Directions for this task:
Reproduce every record with "surface-cell" swapped for "surface-patch" and everything else unchanged. Leave the pictures out of the answer.

Information shown:
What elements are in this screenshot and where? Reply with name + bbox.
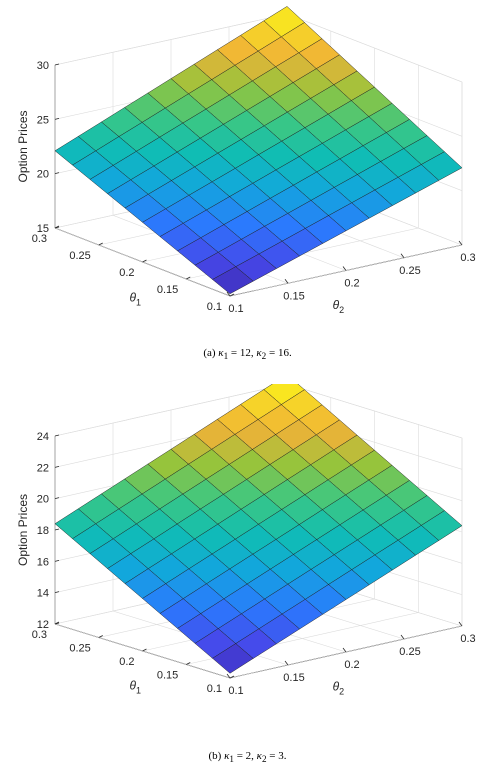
z-tick-mark [54, 559, 60, 562]
theta1-tick-mark [54, 225, 60, 229]
theta2-tick-mark [342, 266, 347, 271]
theta2-tick-label: 0.1 [228, 685, 243, 697]
theta1-tick-mark [229, 293, 235, 297]
surface-cell [212, 266, 254, 295]
theta1-symbol: θ [129, 679, 136, 693]
figure-caption-b: (b) κ1 = 2, κ2 = 3. [0, 750, 495, 764]
theta1-subscript: 1 [136, 686, 141, 696]
z-tick-mark [54, 117, 60, 120]
theta2-tick-label: 0.15 [283, 672, 304, 684]
theta2-axis-label: θ2 [333, 298, 345, 315]
z-tick-mark [54, 434, 60, 437]
caption-param-kappa2: κ2 = 16. [256, 347, 292, 362]
z-axis-label: Option Prices [16, 110, 30, 182]
theta1-tick-mark [54, 621, 60, 625]
theta2-axis-label: θ2 [333, 680, 345, 697]
theta2-tick-mark [226, 291, 231, 297]
z-tick-label: 16 [37, 556, 49, 568]
tick-labels: 121416182022240.10.150.20.250.30.10.150.… [32, 431, 476, 697]
theta1-tick-label: 0.3 [32, 233, 47, 245]
z-tick-mark [54, 172, 60, 175]
theta2-tick-mark [284, 660, 289, 666]
theta1-tick-label: 0.25 [69, 250, 90, 262]
theta1-tick-label: 0.2 [119, 656, 134, 668]
z-tick-label: 30 [37, 60, 49, 72]
z-tick-label: 18 [37, 525, 49, 537]
theta2-tick-mark [400, 634, 405, 640]
tick-labels: 15 20 25 30 0.1 0.15 0.2 0.25 0.3 0.1 0.15 0.2 0.25 0… [32, 60, 476, 315]
theta2-tick-label: 0.2 [344, 659, 359, 671]
theta2-tick-label: 0.2 [344, 278, 359, 290]
surface-plot-b: 121416182022240.10.150.20.250.30.10.150.… [16, 384, 476, 697]
caption-prefix: (b) [208, 750, 222, 762]
z-tick-mark [54, 497, 60, 500]
z-tick-label: 12 [37, 619, 49, 631]
theta2-tick-mark [400, 253, 405, 258]
z-tick-mark [54, 63, 60, 66]
theta2-tick-mark [226, 673, 231, 679]
surface [54, 384, 463, 674]
theta2-tick-label: 0.25 [399, 646, 420, 658]
z-tick-label: 15 [37, 223, 49, 235]
theta1-tick-label: 0.1 [207, 301, 222, 313]
surface-cell [212, 643, 254, 674]
theta2-tick-label: 0.25 [399, 265, 420, 277]
z-tick-label: 22 [37, 462, 49, 474]
chart-panel-b: 12 14 16 18 20 22 24 0.1 0.15 0.2 0.25 0.3 0.1 0.15 0.… [0, 384, 495, 768]
theta1-tick-mark [142, 648, 147, 652]
theta2-subscript: 2 [339, 687, 344, 697]
z-tick-label: 20 [37, 494, 49, 506]
caption-param-kappa1: κ1 = 12, [218, 347, 254, 362]
theta1-tick-label: 0.15 [157, 284, 178, 296]
theta2-tick-label: 0.15 [283, 290, 304, 302]
z-axis-label: Option Prices [16, 494, 30, 566]
theta2-symbol: θ [333, 298, 340, 312]
theta1-tick-mark [98, 242, 103, 246]
theta1-tick-label: 0.1 [207, 683, 222, 695]
theta1-symbol: θ [129, 290, 136, 304]
z-tick-mark [54, 465, 60, 468]
surface-plot-a: 15 20 25 30 0.1 0.15 0.2 0.25 0.3 0.1 0.15 0.2 0.25 0… [16, 6, 476, 315]
theta2-tick-mark [342, 647, 347, 653]
theta2-tick-mark [458, 240, 463, 246]
theta2-tick-mark [458, 621, 463, 627]
theta1-tick-label: 0.25 [69, 643, 90, 655]
theta1-tick-mark [186, 662, 191, 665]
surface [54, 6, 463, 295]
theta1-tick-mark [98, 635, 103, 638]
caption-param-kappa2: κ2 = 3. [256, 750, 287, 765]
theta1-tick-label: 0.3 [32, 629, 47, 641]
caption-prefix: (a) [203, 347, 216, 359]
theta1-tick-mark [229, 675, 235, 679]
theta2-tick-label: 0.3 [460, 633, 475, 645]
chart-panel-a: 15 20 25 30 0.1 0.15 0.2 0.25 0.3 0.1 0.15 0.2 0.25 0… [0, 6, 495, 361]
theta1-axis-label: θ1 [129, 679, 141, 696]
theta2-tick-label: 0.1 [228, 303, 243, 315]
z-grid-line [54, 384, 463, 439]
theta2-tick-mark [284, 279, 289, 284]
theta1-tick-label: 0.2 [119, 267, 134, 279]
z-tick-label: 14 [37, 588, 49, 600]
z-tick-mark [54, 528, 60, 531]
theta1-tick-mark [142, 259, 147, 263]
z-tick-label: 20 [37, 169, 49, 181]
figure-caption-a: (a) κ1 = 12, κ2 = 16. [0, 347, 495, 361]
theta1-tick-label: 0.15 [157, 670, 178, 682]
theta2-symbol: θ [333, 680, 340, 694]
theta1-subscript: 1 [136, 297, 141, 307]
z-tick-mark [54, 591, 60, 594]
caption-param-kappa1: κ1 = 2, [224, 750, 254, 765]
z-tick-label: 24 [37, 431, 49, 443]
theta2-tick-label: 0.3 [460, 252, 475, 264]
theta2-subscript: 2 [339, 305, 344, 315]
theta1-axis-label: θ1 [129, 290, 141, 307]
theta1-tick-mark [186, 276, 191, 280]
z-tick-label: 25 [37, 114, 49, 126]
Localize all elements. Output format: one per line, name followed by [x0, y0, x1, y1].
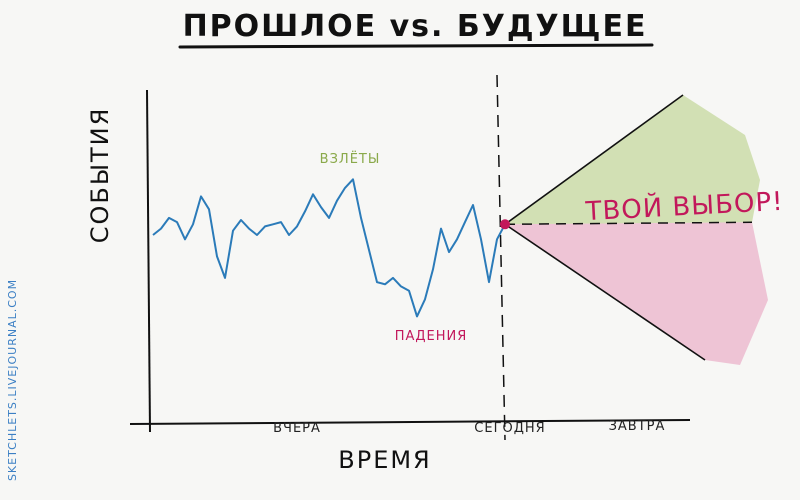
future-upper-line	[504, 94, 684, 225]
x-axis-title: ВРЕМЯ	[338, 446, 431, 474]
tick-today: СЕГОДНЯ	[474, 421, 545, 436]
tick-yesterday: ВЧЕРА	[273, 421, 321, 436]
chart-title: ПРОШЛОЕ vs. БУДУЩЕЕ	[183, 9, 648, 44]
future-lower-area	[505, 222, 768, 365]
annotation-peaks: ВЗЛЁТЫ	[320, 151, 381, 167]
future-upper-area	[505, 95, 760, 225]
title-underline	[178, 43, 654, 49]
future-midline-dashed	[504, 221, 753, 226]
annotation-drops: ПАДЕНИЯ	[395, 329, 468, 344]
y-axis-title: СОБЫТИЯ	[86, 107, 114, 244]
today-marker	[500, 219, 510, 230]
today-divider-line	[496, 74, 506, 441]
series-line-events	[152, 178, 506, 318]
x-axis	[129, 419, 691, 425]
y-axis	[146, 89, 151, 433]
credit-text: SKETCHLETS.LIVEJOURNAL.COM	[6, 279, 19, 481]
future-lower-line	[504, 223, 706, 361]
tick-tomorrow: ЗАВТРА	[609, 419, 666, 434]
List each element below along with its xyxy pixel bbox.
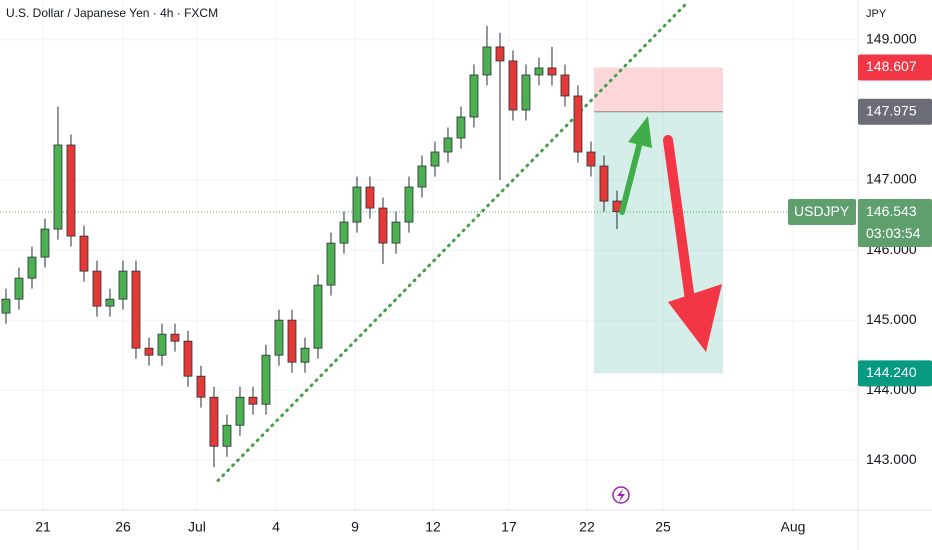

Answer to the problem:
What elements are in this screenshot and where? Reply with name + bbox.
z-tick-mark [54, 559, 60, 562]
theta1-tick-mark [54, 225, 60, 229]
theta2-tick-mark [342, 266, 347, 271]
theta2-tick-label: 0.1 [228, 685, 243, 697]
theta1-tick-mark [229, 293, 235, 297]
surface-patch [212, 266, 254, 295]
theta1-symbol: θ [129, 679, 136, 693]
figure-caption-b: (b) κ1 = 2, κ2 = 3. [0, 750, 495, 764]
theta1-subscript: 1 [136, 686, 141, 696]
z-tick-mark [54, 117, 60, 120]
theta2-tick-label: 0.15 [283, 672, 304, 684]
theta2-axis-label: θ2 [333, 298, 345, 315]
z-tick-mark [54, 434, 60, 437]
caption-param-kappa2: κ2 = 16. [256, 347, 292, 362]
z-axis-label: Option Prices [16, 110, 30, 182]
theta1-tick-mark [54, 621, 60, 625]
theta2-axis-label: θ2 [333, 680, 345, 697]
theta2-tick-mark [226, 291, 231, 297]
z-tick-label: 16 [37, 556, 49, 568]
tick-labels: 121416182022240.10.150.20.250.30.10.150.… [32, 431, 476, 697]
theta1-tick-label: 0.3 [32, 233, 47, 245]
z-tick-mark [54, 172, 60, 175]
theta2-tick-mark [284, 660, 289, 666]
theta1-tick-label: 0.25 [69, 250, 90, 262]
theta1-tick-label: 0.2 [119, 656, 134, 668]
z-tick-label: 30 [37, 60, 49, 72]
z-tick-label: 18 [37, 525, 49, 537]
theta2-tick-mark [400, 634, 405, 640]
tick-labels: 15 20 25 30 0.1 0.15 0.2 0.25 0.3 0.1 0.15 0.2 0.25 0… [32, 60, 476, 315]
theta2-tick-label: 0.2 [344, 659, 359, 671]
theta2-tick-label: 0.2 [344, 278, 359, 290]
surface-plot-b: 121416182022240.10.150.20.250.30.10.150.… [16, 384, 476, 697]
caption-prefix: (b) [208, 750, 222, 762]
z-tick-mark [54, 497, 60, 500]
z-tick-label: 12 [37, 619, 49, 631]
theta2-tick-mark [400, 253, 405, 258]
z-tick-mark [54, 63, 60, 66]
theta2-tick-mark [226, 673, 231, 679]
surface [54, 384, 463, 674]
theta2-tick-label: 0.25 [399, 646, 420, 658]
z-tick-label: 15 [37, 223, 49, 235]
theta1-tick-label: 0.1 [207, 301, 222, 313]
surface-patch [212, 643, 254, 674]
theta2-tick-label: 0.25 [399, 265, 420, 277]
z-tick-label: 22 [37, 462, 49, 474]
chart-panel-b: 12 14 16 18 20 22 24 0.1 0.15 0.2 0.25 0.3 0.1 0.15 0.… [0, 384, 495, 768]
theta1-tick-mark [142, 648, 147, 652]
theta2-subscript: 2 [339, 687, 344, 697]
z-tick-label: 20 [37, 494, 49, 506]
caption-param-kappa1: κ1 = 12, [218, 347, 254, 362]
theta1-tick-label: 0.15 [157, 284, 178, 296]
theta2-tick-label: 0.15 [283, 290, 304, 302]
z-axis-label: Option Prices [16, 494, 30, 566]
theta2-symbol: θ [333, 298, 340, 312]
theta1-tick-mark [98, 242, 103, 246]
theta1-tick-label: 0.1 [207, 683, 222, 695]
theta1-symbol: θ [129, 290, 136, 304]
z-tick-mark [54, 465, 60, 468]
surface-plot-a: 15 20 25 30 0.1 0.15 0.2 0.25 0.3 0.1 0.15 0.2 0.25 0… [16, 6, 476, 315]
theta2-tick-mark [342, 647, 347, 653]
theta2-tick-mark [458, 240, 463, 246]
theta2-tick-mark [458, 621, 463, 627]
theta1-tick-label: 0.25 [69, 643, 90, 655]
theta1-tick-mark [186, 662, 191, 665]
surface [54, 6, 463, 295]
theta1-tick-mark [98, 635, 103, 638]
caption-param-kappa2: κ2 = 3. [256, 750, 287, 765]
theta1-tick-label: 0.3 [32, 629, 47, 641]
caption-prefix: (a) [203, 347, 216, 359]
theta1-tick-mark [229, 675, 235, 679]
theta2-tick-label: 0.3 [460, 633, 475, 645]
chart-panel-a: 15 20 25 30 0.1 0.15 0.2 0.25 0.3 0.1 0.15 0.2 0.25 0… [0, 6, 495, 361]
theta1-axis-label: θ1 [129, 679, 141, 696]
theta2-tick-label: 0.1 [228, 303, 243, 315]
z-grid-line [54, 384, 463, 439]
theta2-tick-mark [284, 279, 289, 284]
theta1-tick-label: 0.2 [119, 267, 134, 279]
z-tick-label: 14 [37, 588, 49, 600]
z-tick-mark [54, 528, 60, 531]
theta1-tick-mark [142, 259, 147, 263]
z-tick-label: 20 [37, 169, 49, 181]
figure-caption-a: (a) κ1 = 12, κ2 = 16. [0, 347, 495, 361]
theta1-tick-label: 0.15 [157, 670, 178, 682]
theta2-symbol: θ [333, 680, 340, 694]
theta1-subscript: 1 [136, 297, 141, 307]
z-tick-mark [54, 591, 60, 594]
caption-param-kappa1: κ1 = 2, [224, 750, 254, 765]
z-tick-label: 24 [37, 431, 49, 443]
theta2-tick-label: 0.3 [460, 252, 475, 264]
theta2-subscript: 2 [339, 305, 344, 315]
theta1-axis-label: θ1 [129, 290, 141, 307]
theta1-tick-mark [186, 276, 191, 280]
z-tick-label: 25 [37, 114, 49, 126]
Localize all elements. Output format: one per line, name followed by [x0, y0, x1, y1].
future-upper-line	[504, 94, 684, 225]
x-axis-title: ВРЕМЯ	[338, 446, 431, 474]
tick-today: СЕГОДНЯ	[474, 421, 545, 436]
tick-yesterday: ВЧЕРА	[273, 421, 321, 436]
chart-title: ПРОШЛОЕ vs. БУДУЩЕЕ	[183, 9, 648, 44]
future-lower-area	[505, 222, 768, 365]
annotation-peaks: ВЗЛЁТЫ	[320, 151, 381, 167]
future-upper-area	[505, 95, 760, 225]
title-underline	[178, 43, 654, 49]
future-midline-dashed	[504, 221, 753, 226]
annotation-drops: ПАДЕНИЯ	[395, 329, 468, 344]
y-axis-title: СОБЫТИЯ	[86, 107, 114, 244]
today-marker	[500, 219, 510, 230]
today-divider-line	[496, 74, 506, 441]
series-line-events	[152, 178, 506, 318]
x-axis	[129, 419, 691, 425]
y-axis	[146, 89, 151, 433]
credit-text: SKETCHLETS.LIVEJOURNAL.COM	[6, 279, 19, 481]
future-lower-line	[504, 223, 706, 361]
tick-tomorrow: ЗАВТРА	[609, 419, 666, 434]
List each element below along with its xyxy pixel bbox.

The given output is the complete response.